### WHAT IS REQUIRED
Answer these questions from the General Ledger Transactions text below.
1. Which field discriminates the origin of a posted entry?
2. Through which resources do clients write, given that General Ledger Transactions are read-only?
3. What should be queried to recover a populated value for that field when it is null?

General Ledger Transactions
General Ledger Transactions endpoints for the Accounting API Unified API
A General Ledger Transaction is a posted entry in the general ledger, regardless of its origin — invoice posting, bill posting, payment, manual journal, payroll, etc. The source_type field discriminates the origin. Read-only by design: clients write through the originating resource (invoices, bills, payments, journal-entries).
The General Ledger Transactions model
A unique identifier for an object.
The originating transaction type that produced this posting in the general ledger. Discriminates whether the entry came from an invoice, a bill, a payment, a manual journal, etc. This is the key field that distinguishes general-ledger-transactions from journal-entries (which only covers manually-captured entries). May be null when the upstream connector did not return an origin discriminator (e.g. Xero's single-record endpoint strips SourceType for every record; certain historical records also omit it). To recover a populated value, query the list endpoint.
Identifier of the originating document in the vendor system. For example, when source_type is 'invoice', this is the id of the invoice that produced this posting. Use this id together with source_type to fetch the source document via its dedicated unified resource.

### RECORDS SHOWN
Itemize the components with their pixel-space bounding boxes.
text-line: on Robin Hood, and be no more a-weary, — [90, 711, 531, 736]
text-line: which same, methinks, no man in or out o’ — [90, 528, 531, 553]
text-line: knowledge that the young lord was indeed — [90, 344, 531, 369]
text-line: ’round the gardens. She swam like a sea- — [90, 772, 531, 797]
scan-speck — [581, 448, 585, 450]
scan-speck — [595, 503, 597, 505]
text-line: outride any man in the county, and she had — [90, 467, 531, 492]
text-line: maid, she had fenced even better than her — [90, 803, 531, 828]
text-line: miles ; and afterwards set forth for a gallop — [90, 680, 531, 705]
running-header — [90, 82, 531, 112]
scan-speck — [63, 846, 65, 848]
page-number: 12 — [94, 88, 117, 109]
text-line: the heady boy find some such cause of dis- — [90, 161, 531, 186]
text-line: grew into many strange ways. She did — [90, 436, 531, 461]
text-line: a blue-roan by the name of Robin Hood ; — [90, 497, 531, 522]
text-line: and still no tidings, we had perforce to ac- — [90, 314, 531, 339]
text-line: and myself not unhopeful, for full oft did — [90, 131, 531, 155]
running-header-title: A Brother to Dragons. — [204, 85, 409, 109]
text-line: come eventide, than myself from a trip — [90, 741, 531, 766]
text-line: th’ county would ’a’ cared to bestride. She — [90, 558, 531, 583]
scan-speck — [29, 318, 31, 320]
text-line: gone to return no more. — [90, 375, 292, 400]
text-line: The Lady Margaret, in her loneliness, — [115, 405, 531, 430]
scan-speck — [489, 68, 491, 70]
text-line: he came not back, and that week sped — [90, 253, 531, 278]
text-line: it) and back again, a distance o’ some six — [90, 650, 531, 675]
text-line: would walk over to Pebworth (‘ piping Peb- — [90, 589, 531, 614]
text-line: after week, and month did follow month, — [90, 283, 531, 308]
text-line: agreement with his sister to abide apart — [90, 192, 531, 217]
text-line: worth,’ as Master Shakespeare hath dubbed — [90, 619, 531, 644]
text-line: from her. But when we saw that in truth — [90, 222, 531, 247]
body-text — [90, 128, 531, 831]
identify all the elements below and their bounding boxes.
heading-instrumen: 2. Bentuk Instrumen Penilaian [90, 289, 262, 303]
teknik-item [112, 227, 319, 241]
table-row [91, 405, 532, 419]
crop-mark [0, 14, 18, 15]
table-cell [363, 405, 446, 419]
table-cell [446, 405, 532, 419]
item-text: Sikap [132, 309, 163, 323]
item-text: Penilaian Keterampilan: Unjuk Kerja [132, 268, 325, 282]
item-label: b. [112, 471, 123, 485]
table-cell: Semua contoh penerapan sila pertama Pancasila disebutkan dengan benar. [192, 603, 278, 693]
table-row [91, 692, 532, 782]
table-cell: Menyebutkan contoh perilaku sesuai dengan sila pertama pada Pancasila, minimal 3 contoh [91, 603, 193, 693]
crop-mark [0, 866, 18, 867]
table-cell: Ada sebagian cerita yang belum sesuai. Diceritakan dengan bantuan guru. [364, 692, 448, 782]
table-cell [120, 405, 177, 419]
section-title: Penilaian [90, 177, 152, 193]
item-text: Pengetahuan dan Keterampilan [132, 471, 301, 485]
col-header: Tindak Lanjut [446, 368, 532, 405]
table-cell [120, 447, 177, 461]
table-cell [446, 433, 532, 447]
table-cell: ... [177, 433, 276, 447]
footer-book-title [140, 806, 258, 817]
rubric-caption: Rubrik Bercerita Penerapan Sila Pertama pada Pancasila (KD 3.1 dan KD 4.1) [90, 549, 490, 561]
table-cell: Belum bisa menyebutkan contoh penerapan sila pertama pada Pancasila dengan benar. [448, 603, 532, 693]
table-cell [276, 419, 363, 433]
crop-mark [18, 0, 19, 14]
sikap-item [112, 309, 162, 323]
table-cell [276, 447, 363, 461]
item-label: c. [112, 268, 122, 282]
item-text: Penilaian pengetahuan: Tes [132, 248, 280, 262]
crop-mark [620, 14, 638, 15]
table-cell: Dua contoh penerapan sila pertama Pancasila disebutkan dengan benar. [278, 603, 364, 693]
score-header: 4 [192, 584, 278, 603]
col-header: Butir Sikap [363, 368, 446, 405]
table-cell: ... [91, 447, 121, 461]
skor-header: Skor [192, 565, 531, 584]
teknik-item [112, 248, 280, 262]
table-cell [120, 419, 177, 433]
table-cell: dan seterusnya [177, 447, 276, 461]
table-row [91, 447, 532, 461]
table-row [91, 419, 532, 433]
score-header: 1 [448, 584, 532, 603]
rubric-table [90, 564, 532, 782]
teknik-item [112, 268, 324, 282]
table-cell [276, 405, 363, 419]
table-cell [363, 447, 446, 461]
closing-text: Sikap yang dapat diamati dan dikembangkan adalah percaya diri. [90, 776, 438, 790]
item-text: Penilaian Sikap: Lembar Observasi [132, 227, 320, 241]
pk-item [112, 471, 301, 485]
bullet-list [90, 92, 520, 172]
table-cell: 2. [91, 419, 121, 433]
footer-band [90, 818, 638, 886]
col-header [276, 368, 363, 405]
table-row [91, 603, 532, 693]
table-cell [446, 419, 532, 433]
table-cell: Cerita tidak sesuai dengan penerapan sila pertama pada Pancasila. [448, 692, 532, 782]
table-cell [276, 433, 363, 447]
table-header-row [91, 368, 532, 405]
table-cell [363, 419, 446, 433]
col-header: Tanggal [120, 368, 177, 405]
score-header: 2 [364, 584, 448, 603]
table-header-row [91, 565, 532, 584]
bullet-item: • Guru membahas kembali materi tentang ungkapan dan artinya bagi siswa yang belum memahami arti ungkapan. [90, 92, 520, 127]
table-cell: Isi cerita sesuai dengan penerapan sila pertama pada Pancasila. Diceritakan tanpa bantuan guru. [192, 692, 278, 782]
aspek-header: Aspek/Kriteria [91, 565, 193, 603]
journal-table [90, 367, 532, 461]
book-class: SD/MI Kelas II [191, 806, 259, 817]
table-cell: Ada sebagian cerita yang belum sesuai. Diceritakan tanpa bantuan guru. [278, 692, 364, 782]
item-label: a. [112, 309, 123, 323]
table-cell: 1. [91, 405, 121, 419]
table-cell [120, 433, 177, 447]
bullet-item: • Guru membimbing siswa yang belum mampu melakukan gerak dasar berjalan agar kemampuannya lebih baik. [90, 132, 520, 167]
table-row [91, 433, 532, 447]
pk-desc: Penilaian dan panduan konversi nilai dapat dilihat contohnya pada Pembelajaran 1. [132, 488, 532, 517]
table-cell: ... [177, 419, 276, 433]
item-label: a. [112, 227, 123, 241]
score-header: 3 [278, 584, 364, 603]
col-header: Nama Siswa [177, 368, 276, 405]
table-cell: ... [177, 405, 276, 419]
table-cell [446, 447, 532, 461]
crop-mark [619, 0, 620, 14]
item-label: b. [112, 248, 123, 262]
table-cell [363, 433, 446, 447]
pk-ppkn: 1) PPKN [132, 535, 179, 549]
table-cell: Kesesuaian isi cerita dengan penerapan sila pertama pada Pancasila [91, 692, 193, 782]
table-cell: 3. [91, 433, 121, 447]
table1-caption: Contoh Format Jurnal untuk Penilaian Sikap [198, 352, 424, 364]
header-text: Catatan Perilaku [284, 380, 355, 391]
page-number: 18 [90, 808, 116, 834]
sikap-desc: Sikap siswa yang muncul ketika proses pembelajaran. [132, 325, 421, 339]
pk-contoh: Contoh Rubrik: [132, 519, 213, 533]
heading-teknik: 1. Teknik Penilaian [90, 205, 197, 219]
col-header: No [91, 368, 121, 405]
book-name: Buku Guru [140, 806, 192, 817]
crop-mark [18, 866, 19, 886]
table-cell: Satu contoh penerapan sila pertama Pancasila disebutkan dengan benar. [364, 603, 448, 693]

### ANSWER SECTION
1. The source_type field.
2. Through the originating resources: invoices, bills, payments and journal-entries.
3. The list endpoint.